THE PROBLEM: Locate all lines in the data below that hold "content" and show them.

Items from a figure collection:
* begin *

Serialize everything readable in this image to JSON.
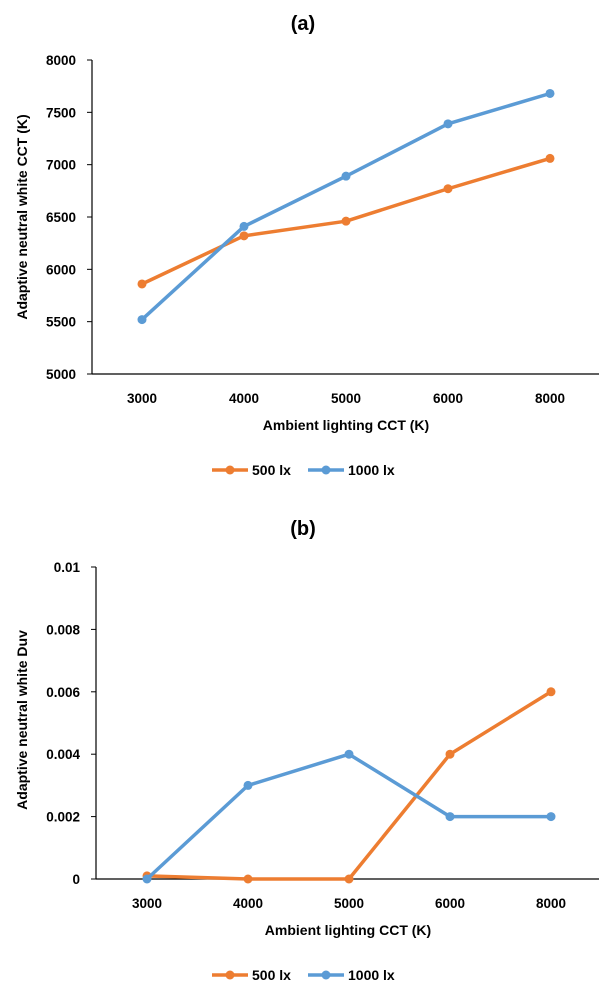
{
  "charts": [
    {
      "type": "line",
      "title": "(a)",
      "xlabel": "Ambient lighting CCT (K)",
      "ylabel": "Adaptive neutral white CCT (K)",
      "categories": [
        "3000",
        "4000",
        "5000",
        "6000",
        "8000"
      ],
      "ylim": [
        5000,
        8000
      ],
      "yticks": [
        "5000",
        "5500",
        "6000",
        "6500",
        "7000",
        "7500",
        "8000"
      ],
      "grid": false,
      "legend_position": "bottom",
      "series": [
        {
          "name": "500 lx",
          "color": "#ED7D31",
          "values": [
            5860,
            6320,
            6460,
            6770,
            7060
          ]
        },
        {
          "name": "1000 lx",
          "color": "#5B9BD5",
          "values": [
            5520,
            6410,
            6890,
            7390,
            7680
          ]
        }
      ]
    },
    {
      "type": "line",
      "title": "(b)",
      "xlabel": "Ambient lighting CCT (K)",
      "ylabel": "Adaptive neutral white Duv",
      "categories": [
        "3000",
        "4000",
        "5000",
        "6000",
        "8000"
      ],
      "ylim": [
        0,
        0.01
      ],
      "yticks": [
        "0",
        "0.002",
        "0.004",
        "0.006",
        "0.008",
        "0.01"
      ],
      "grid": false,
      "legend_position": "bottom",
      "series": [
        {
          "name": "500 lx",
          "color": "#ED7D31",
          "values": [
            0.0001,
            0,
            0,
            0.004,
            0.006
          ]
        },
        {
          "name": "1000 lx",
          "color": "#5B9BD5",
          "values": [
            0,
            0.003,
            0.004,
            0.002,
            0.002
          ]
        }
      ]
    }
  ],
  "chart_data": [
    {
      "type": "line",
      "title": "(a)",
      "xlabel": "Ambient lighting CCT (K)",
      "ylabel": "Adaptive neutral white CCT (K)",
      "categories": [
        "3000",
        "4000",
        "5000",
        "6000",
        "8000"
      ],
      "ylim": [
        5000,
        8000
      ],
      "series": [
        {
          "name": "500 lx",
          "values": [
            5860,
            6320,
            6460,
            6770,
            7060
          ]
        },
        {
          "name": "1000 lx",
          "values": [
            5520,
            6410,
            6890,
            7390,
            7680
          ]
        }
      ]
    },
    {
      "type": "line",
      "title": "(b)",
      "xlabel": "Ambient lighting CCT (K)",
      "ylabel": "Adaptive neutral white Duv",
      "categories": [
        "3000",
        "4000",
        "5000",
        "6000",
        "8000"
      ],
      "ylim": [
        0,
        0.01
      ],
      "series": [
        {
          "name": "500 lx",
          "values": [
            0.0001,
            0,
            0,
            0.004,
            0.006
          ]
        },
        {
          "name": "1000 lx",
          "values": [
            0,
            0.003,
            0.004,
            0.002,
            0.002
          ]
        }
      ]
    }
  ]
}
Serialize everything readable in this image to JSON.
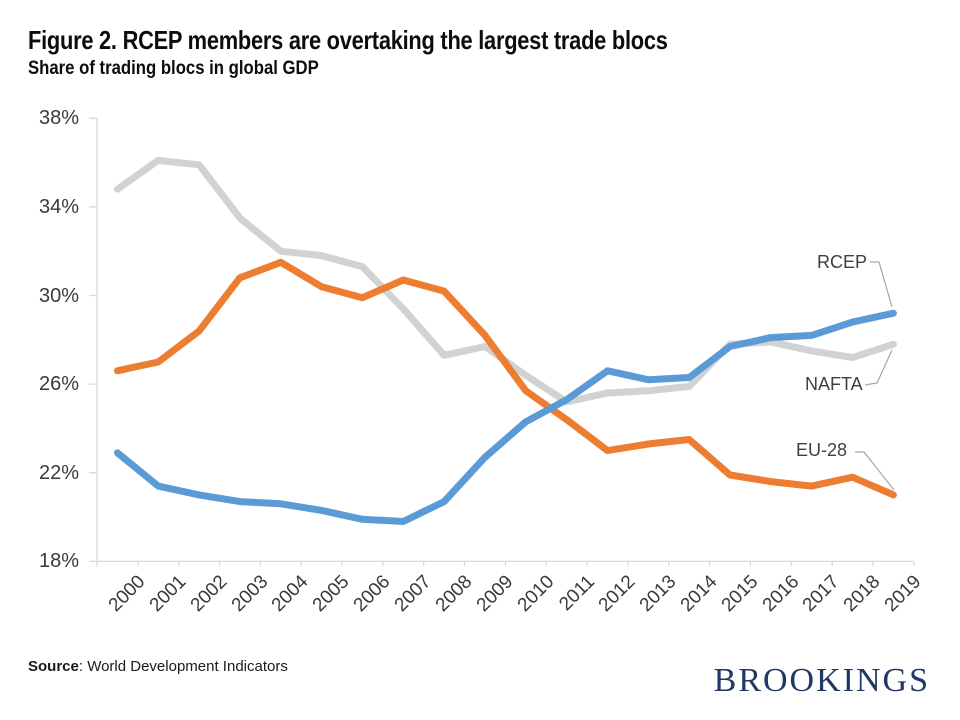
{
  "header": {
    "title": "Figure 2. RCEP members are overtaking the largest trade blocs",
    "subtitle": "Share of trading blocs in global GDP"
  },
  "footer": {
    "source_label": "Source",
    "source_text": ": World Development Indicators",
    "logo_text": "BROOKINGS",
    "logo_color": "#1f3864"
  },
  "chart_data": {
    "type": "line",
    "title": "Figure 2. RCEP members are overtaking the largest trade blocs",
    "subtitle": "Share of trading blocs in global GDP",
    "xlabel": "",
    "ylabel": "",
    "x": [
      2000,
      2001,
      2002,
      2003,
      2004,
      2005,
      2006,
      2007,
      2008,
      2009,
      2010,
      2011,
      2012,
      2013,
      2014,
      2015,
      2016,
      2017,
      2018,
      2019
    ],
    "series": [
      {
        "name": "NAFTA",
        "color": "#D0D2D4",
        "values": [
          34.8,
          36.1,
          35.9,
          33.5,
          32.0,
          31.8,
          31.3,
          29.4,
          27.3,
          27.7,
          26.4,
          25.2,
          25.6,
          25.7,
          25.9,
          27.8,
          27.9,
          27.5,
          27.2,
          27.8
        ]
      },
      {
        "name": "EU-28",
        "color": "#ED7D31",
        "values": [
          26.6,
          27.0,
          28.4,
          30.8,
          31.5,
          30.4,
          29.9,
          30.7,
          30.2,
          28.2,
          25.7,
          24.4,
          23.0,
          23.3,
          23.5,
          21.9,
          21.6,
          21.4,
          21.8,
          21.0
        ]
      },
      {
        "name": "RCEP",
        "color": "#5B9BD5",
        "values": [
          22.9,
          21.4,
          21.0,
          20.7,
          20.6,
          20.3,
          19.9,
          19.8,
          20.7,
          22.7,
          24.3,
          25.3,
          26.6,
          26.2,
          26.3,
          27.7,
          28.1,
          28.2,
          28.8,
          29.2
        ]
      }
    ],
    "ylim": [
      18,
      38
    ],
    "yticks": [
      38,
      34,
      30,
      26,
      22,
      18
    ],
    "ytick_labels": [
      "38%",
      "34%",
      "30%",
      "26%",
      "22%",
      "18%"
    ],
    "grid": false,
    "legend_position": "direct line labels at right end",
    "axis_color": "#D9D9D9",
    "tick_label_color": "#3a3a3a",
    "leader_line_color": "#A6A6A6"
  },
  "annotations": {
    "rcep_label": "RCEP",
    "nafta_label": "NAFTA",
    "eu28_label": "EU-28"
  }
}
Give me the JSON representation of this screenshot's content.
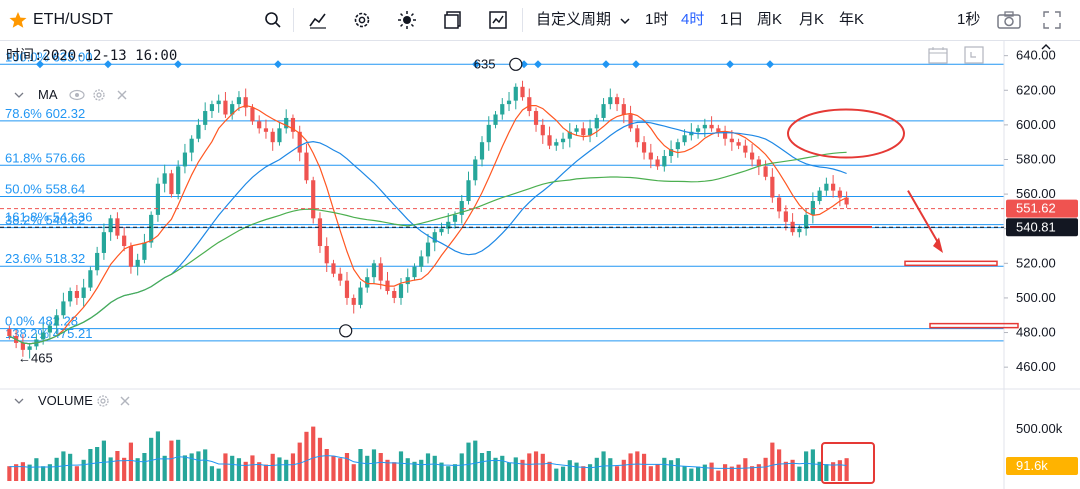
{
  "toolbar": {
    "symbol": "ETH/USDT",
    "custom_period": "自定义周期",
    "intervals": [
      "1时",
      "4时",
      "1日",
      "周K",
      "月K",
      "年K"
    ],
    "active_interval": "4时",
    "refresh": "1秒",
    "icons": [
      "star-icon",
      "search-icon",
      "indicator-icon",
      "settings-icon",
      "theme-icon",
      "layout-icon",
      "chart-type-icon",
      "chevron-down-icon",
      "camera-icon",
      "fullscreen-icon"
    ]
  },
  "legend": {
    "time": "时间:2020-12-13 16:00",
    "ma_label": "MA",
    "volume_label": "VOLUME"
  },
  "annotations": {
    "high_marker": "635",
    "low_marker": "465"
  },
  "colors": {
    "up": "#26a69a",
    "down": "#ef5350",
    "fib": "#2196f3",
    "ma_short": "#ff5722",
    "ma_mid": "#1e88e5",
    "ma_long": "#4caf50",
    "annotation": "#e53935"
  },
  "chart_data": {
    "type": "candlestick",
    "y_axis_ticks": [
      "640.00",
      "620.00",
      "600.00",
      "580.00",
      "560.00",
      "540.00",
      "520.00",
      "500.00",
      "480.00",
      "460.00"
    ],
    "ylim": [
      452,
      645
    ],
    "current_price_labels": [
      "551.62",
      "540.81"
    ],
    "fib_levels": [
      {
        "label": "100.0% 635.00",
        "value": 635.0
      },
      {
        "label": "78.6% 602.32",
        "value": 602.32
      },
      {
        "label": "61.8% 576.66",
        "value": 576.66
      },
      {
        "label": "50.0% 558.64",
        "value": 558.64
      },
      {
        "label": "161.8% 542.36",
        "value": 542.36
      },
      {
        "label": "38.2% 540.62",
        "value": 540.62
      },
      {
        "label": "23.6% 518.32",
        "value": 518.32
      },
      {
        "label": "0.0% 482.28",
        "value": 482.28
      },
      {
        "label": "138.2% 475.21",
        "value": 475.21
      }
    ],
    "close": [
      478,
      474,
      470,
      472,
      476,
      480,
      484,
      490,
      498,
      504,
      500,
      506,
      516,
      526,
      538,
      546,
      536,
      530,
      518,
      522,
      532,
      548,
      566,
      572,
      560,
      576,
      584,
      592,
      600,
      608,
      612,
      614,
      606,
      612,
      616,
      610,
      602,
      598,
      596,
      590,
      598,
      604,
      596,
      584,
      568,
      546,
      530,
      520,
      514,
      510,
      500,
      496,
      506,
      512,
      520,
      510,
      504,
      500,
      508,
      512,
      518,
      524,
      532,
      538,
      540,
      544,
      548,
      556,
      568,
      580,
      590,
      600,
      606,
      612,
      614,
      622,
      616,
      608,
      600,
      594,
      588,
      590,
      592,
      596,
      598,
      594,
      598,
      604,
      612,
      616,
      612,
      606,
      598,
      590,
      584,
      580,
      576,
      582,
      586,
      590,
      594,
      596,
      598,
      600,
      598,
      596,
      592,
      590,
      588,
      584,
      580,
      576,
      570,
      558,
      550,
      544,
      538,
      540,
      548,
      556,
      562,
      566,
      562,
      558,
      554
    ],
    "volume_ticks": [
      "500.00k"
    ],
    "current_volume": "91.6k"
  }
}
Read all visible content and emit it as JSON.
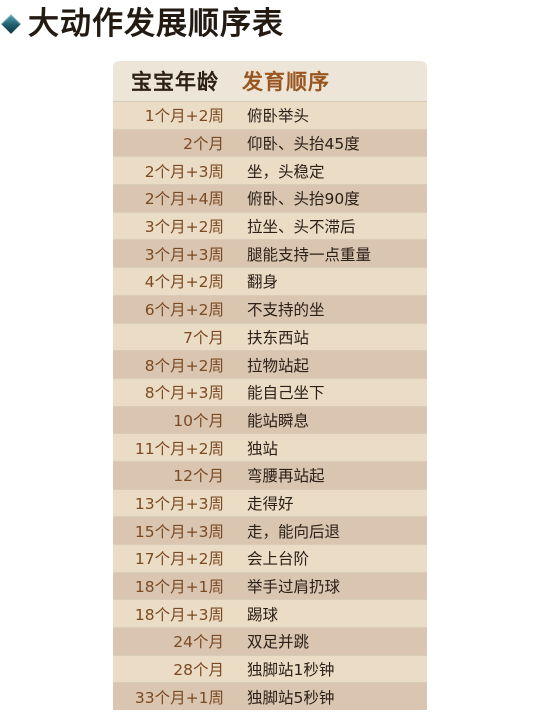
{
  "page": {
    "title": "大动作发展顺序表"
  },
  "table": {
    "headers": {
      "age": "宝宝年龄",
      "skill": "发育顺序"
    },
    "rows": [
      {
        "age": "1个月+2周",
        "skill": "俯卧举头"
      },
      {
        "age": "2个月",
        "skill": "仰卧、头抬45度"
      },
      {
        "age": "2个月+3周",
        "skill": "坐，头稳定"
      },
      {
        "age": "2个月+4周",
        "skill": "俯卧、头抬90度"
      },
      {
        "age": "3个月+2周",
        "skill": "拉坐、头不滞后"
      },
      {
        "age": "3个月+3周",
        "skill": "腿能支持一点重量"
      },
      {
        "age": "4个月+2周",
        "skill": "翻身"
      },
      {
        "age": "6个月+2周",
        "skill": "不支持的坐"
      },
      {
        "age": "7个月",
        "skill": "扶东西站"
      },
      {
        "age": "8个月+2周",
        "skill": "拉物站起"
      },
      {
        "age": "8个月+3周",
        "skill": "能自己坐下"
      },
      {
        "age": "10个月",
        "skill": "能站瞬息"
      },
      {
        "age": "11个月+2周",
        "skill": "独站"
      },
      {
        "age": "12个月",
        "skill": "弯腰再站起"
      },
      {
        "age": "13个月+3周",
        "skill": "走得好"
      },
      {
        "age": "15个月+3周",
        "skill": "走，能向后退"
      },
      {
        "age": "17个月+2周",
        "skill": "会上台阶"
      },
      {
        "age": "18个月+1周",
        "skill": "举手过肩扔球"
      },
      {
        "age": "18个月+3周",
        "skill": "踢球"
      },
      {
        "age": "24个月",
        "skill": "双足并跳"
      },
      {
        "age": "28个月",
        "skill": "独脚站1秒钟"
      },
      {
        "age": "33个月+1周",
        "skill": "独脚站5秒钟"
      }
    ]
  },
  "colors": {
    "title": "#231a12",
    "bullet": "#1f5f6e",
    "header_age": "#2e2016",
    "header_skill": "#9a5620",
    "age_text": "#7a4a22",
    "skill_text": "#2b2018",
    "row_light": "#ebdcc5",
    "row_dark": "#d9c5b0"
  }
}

* end *

FINAL RESULT:
Give me the JSON representation of this screenshot's content.
Read all visible content and emit it as JSON.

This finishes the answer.